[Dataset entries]
§
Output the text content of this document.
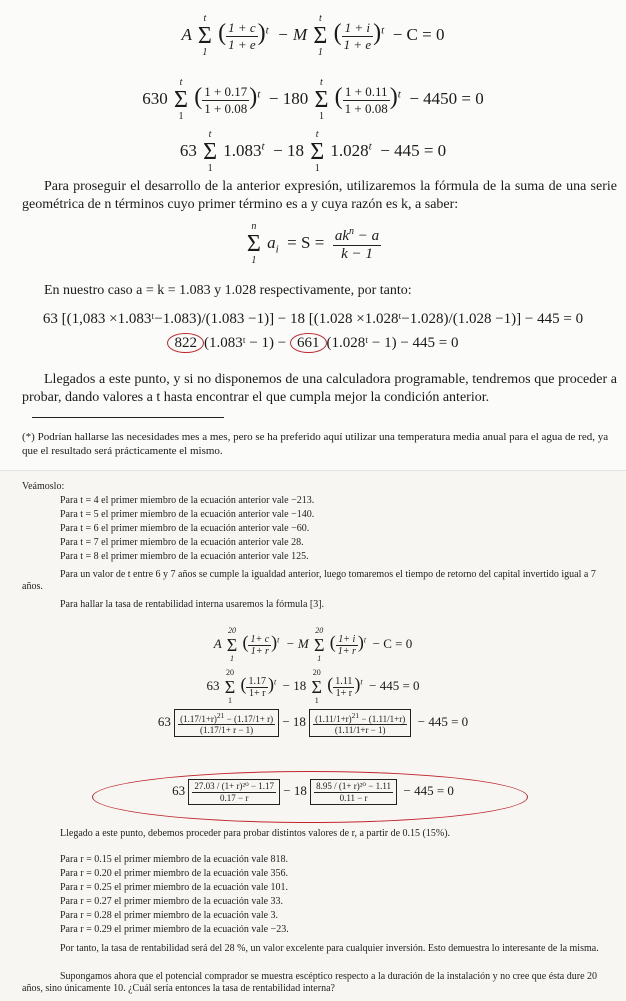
A t
Σ
1 ( $\frac{1 + c}{1 + e} )^t - M$ t
Σ
1 ( $\frac{1 + i}{1 + e} )^t - C = 0$
630 t
Σ
1 ( $\frac{1 + 0.17}{1 + 0.08} )^t - 180$ t
Σ
1 ( $\frac{1 + 0.11}{1 + 0.08} )^t - 4450 = 0$
63 t
Σ
1 $1.083^t - 18$ t
Σ
1 $1.028^t - 445 = 0$
Para proseguir el desarrollo de la anterior expresión, utilizaremos la fórmula de la suma de una serie geométrica de n términos cuyo primer término es a y cuya razón es k, a saber:
n
Σ
1 $a_i = S = \frac{ak^n - a}{k - 1}$
En nuestro caso a = k = 1.083 y 1.028 respectivamente, por tanto:
63 [(1,083 ×1.083ᵗ−1.083)/(1.083 −1)] − 18 [(1.028 ×1.028ᵗ−1.028)/(1.028 −1)] − 445 = 0
822 (1.083ᵗ − 1) − 661 (1.028ᵗ − 1) − 445 = 0
Llegados a este punto, y si no disponemos de una calculadora programable, tendremos que proceder a probar, dando valores a t hasta encontrar el que cumpla mejor la condición anterior.
(*) Podrían hallarse las necesidades mes a mes, pero se ha preferido aquí utilizar una temperatura media anual para el agua de red, ya que el resultado será prácticamente el mismo.
Veámoslo:
Para t = 4 el primer miembro de la ecuación anterior vale −213.
Para t = 5 el primer miembro de la ecuación anterior vale −140.
Para t = 6 el primer miembro de la ecuación anterior vale −60.
Para t = 7 el primer miembro de la ecuación anterior vale 28.
Para t = 8 el primer miembro de la ecuación anterior vale 125.
Para un valor de t entre 6 y 7 años se cumple la igualdad anterior, luego tomaremos el tiempo de retorno del capital invertido igual a 7 años.
Para hallar la tasa de rentabilidad interna usaremos la fórmula [3].
A 20
Σ
1 ( $\frac{1+ c}{1+ r} )^t - M$ 20
Σ
1 ( $\frac{1+ i}{1+ r} )^t - C = 0$
63 20
Σ
1 ( $\frac{1.17}{1+ r} )^t - 18$ 20
Σ
1 ( $\frac{1.11}{1+ r} )^t - 445 = 0$
$63 \frac{(1.17/1+r)^{21} - (1.17/1+ r)}{(1.17/1+ r - 1)} - 18 \frac{(1.11/1+r)^{21} - (1.11/1+r)}{(1.11/1+r - 1)} - 445 = 0$
$63 \frac{\text{27.03 / (1+ r)²⁰ − 1.17}}{0.17 - r} - 18 \frac{\text{8.95 / (1+ r)²⁰ − 1.11}}{0.11 - r} - 445 = 0$
Llegado a este punto, debemos proceder para probar distintos valores de r, a partir de 0.15 (15%).
Para r = 0.15 el primer miembro de la ecuación vale 818.
Para r = 0.20 el primer miembro de la ecuación vale 356.
Para r = 0.25 el primer miembro de la ecuación vale 101.
Para r = 0.27 el primer miembro de la ecuación vale 33.
Para r = 0.28 el primer miembro de la ecuación vale 3.
Para r = 0.29 el primer miembro de la ecuación vale −23.
Por tanto, la tasa de rentabilidad será del 28 %, un valor excelente para cualquier inversión. Esto demuestra lo interesante de la misma.
Supongamos ahora que el potencial comprador se muestra escéptico respecto a la duración de la instalación y no cree que ésta dure 20 años, sino únicamente 10. ¿Cuál sería entonces la tasa de rentabilidad interna?
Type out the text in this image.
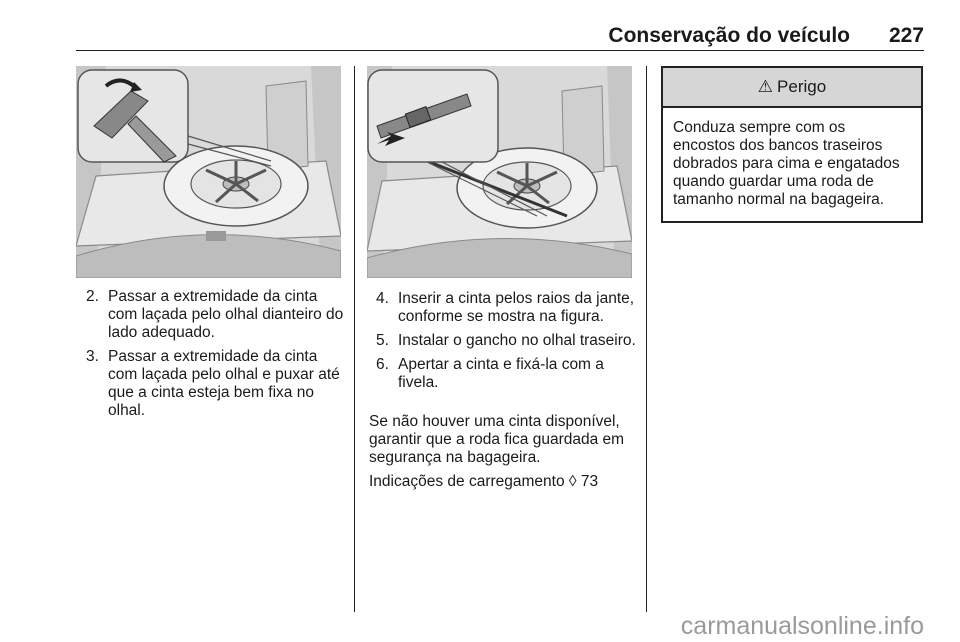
Conservação do veículo 227
2. Passar a extremidade da cinta com laçada pelo olhal dianteiro do lado adequado.
3. Passar a extremidade da cinta com laçada pelo olhal e puxar até que a cinta esteja bem fixa no olhal.
4. Inserir a cinta pelos raios da jante, conforme se mostra na figura.
5. Instalar o gancho no olhal traseiro.
6. Apertar a cinta e fixá-la com a fivela.

Se não houver uma cinta disponível, garantir que a roda fica guardada em segurança na bagageira.

Indicações de carregamento ◊ 73

⚠ Perigo
Conduza sempre com os encostos dos bancos traseiros dobrados para cima e engatados quando guardar uma roda de tamanho normal na bagageira.
carmanualsonline.info
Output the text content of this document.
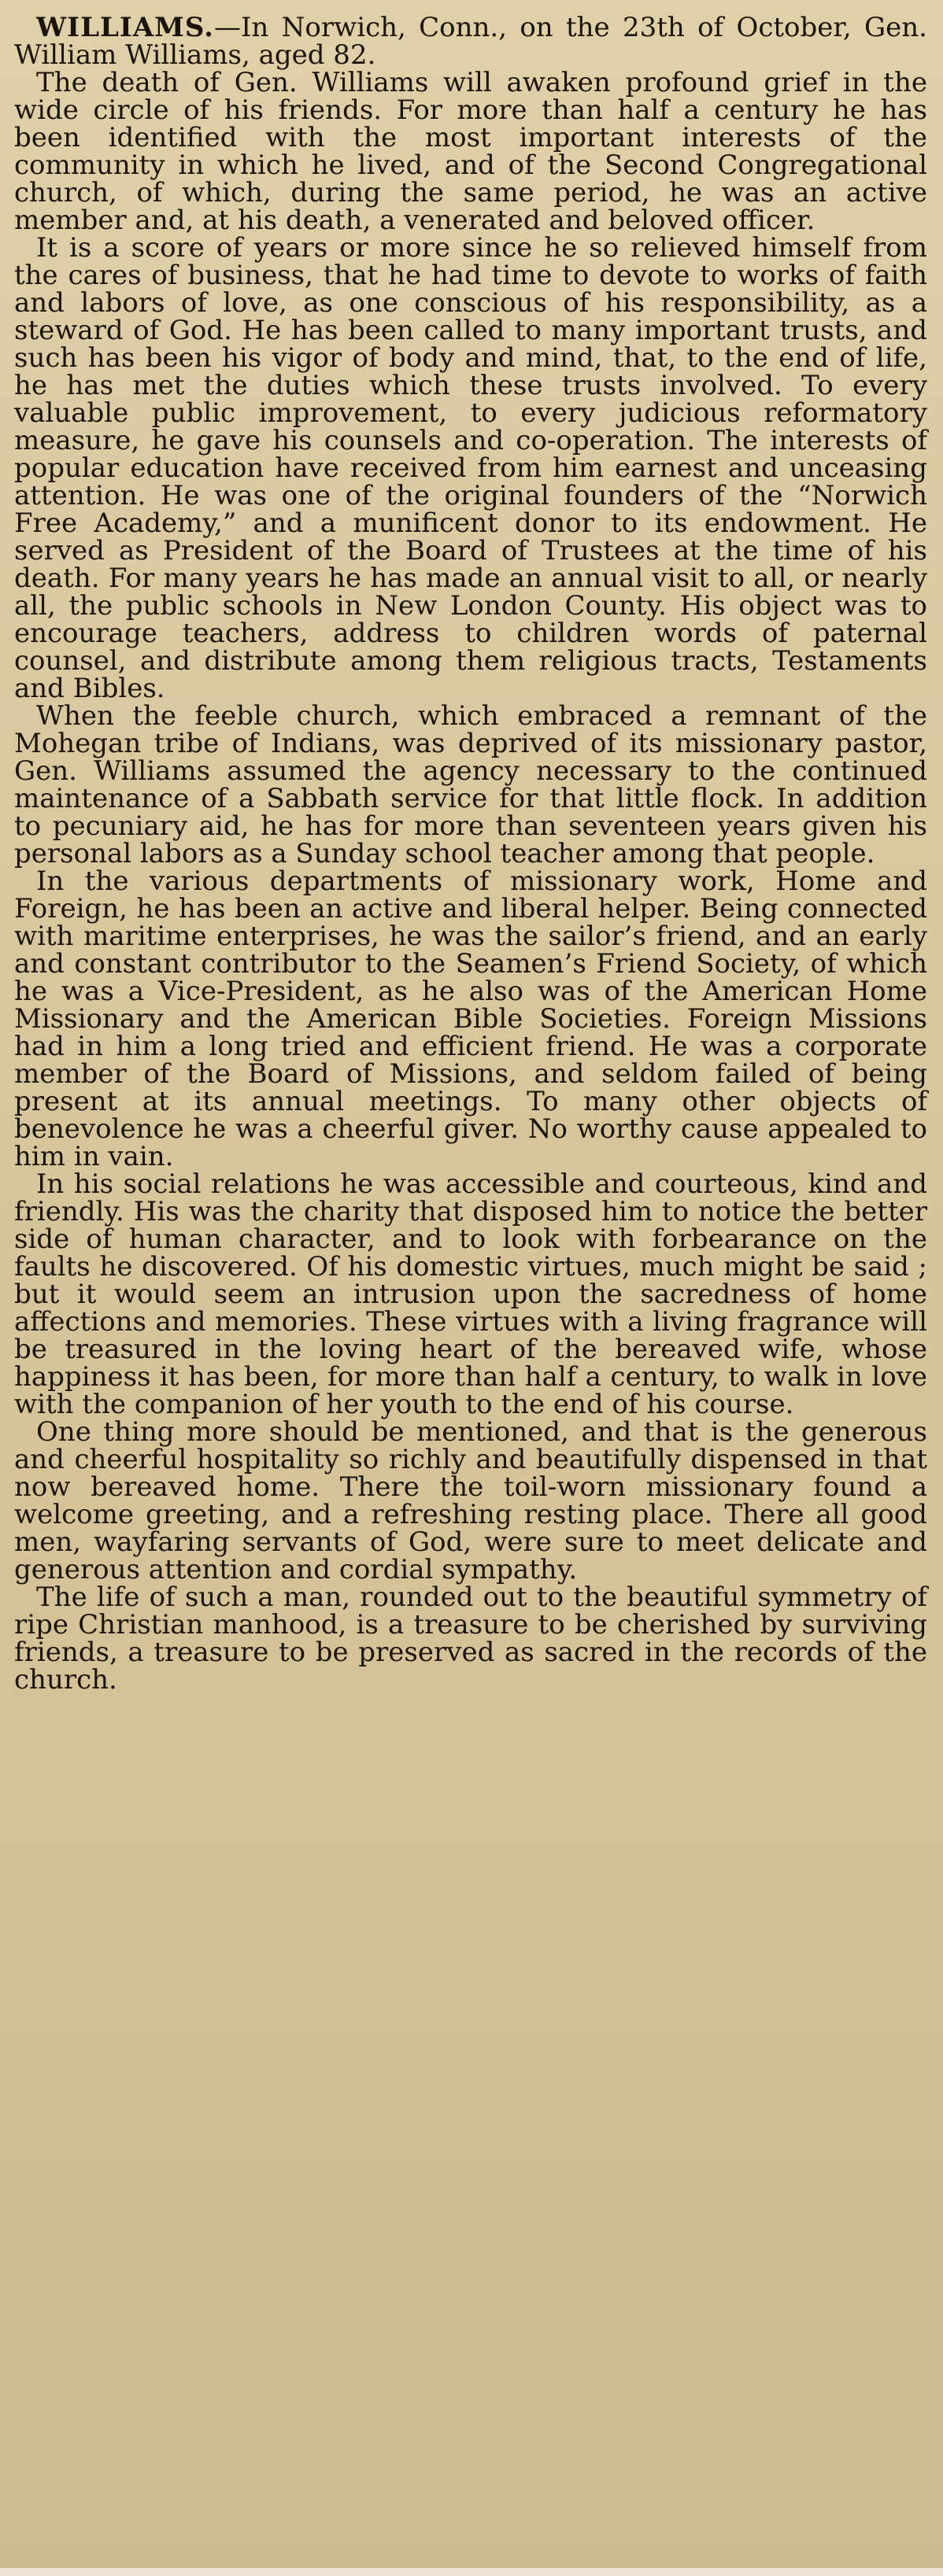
WILLIAMS.—In Norwich, Conn., on the 23th of October, Gen. William Williams, aged 82.

The death of Gen. Williams will awaken profound grief in the wide circle of his friends. For more than half a century he has been identified with the most important interests of the community in which he lived, and of the Second Congregational church, of which, during the same period, he was an active member and, at his death, a venerated and beloved officer.

It is a score of years or more since he so relieved himself from the cares of business, that he had time to devote to works of faith and labors of love, as one conscious of his responsibility, as a steward of God. He has been called to many important trusts, and such has been his vigor of body and mind, that, to the end of life, he has met the duties which these trusts involved. To every valuable public improvement, to every judicious reformatory measure, he gave his counsels and co-operation. The interests of popular education have received from him earnest and unceasing attention. He was one of the original founders of the “Norwich Free Academy,” and a munificent donor to its endowment. He served as President of the Board of Trustees at the time of his death. For many years he has made an annual visit to all, or nearly all, the public schools in New London County. His object was to encourage teachers, address to children words of paternal counsel, and distribute among them religious tracts, Testaments and Bibles.

When the feeble church, which embraced a remnant of the Mohegan tribe of Indians, was deprived of its missionary pastor, Gen. Williams assumed the agency necessary to the continued maintenance of a Sabbath service for that little flock. In addition to pecuniary aid, he has for more than seventeen years given his personal labors as a Sunday school teacher among that people.

In the various departments of missionary work, Home and Foreign, he has been an active and liberal helper. Being connected with maritime enterprises, he was the sailor’s friend, and an early and constant contributor to the Seamen’s Friend Society, of which he was a Vice-President, as he also was of the American Home Missionary and the American Bible Societies. Foreign Missions had in him a long tried and efficient friend. He was a corporate member of the Board of Missions, and seldom failed of being present at its annual meetings. To many other objects of benevolence he was a cheerful giver. No worthy cause appealed to him in vain.

In his social relations he was accessible and courteous, kind and friendly. His was the charity that disposed him to notice the better side of human character, and to look with forbearance on the faults he discovered. Of his domestic virtues, much might be said ; but it would seem an intrusion upon the sacredness of home affections and memories. These virtues with a living fragrance will be treasured in the loving heart of the bereaved wife, whose happiness it has been, for more than half a century, to walk in love with the companion of her youth to the end of his course.

One thing more should be mentioned, and that is the generous and cheerful hospitality so richly and beautifully dispensed in that now bereaved home. There the toil-worn missionary found a welcome greeting, and a refreshing resting place. There all good men, wayfaring servants of God, were sure to meet delicate and generous attention and cordial sympathy.

The life of such a man, rounded out to the beautiful symmetry of ripe Christian manhood, is a treasure to be cherished by surviving friends, a treasure to be preserved as sacred in the records of the church.
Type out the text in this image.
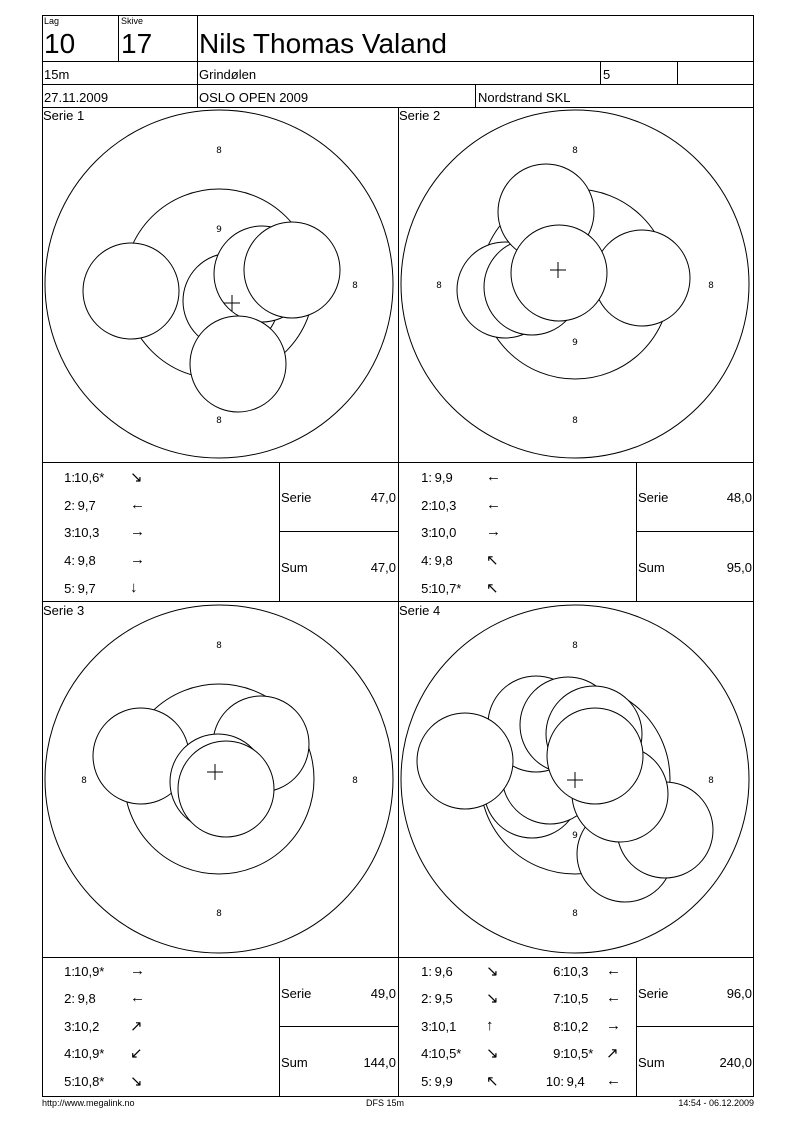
Lag
10
Skive
17 Nils Thomas Valand
15m	Grindølen	5
27.11.2009	OSLO OPEN 2009	Nordstrand SKL
8
8
8
9
8
8
8	8
9
8
8
8	8
8
8
8
9
Serie 1	Serie 2
Serie 3	Serie 4
1: 10,6* ↘
2: 9,7 ←
3: 10,3 →
4: 9,8 →
5: 9,7 ↓
Serie	47,0
Sum	47,0
1: 9,9 ←
2: 10,3 ←
3: 10,0 →
4: 9,8 ↖
5: 10,7* ↖
Serie	48,0
Sum	95,0
1: 10,9* →
2: 9,8 ←
3: 10,2 ↗
4: 10,9* ↙
5: 10,8* ↘
Serie	49,0
Sum	144,0
1: 9,6 ↘
2: 9,5 ↘
3: 10,1 ↑
4: 10,5* ↘
5: 9,9 ↖
6: 10,3 ←
7: 10,5 ←
8: 10,2 →
9: 10,5* ↗
10: 9,4 ←
Serie	96,0
Sum	240,0
http://www.megalink.no	DFS 15m	14:54 - 06.12.2009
§
[EXERCISE TASK]
Your answer should be a single number: how many lines in the data above include "Passar"?

[TASK RESULT]
2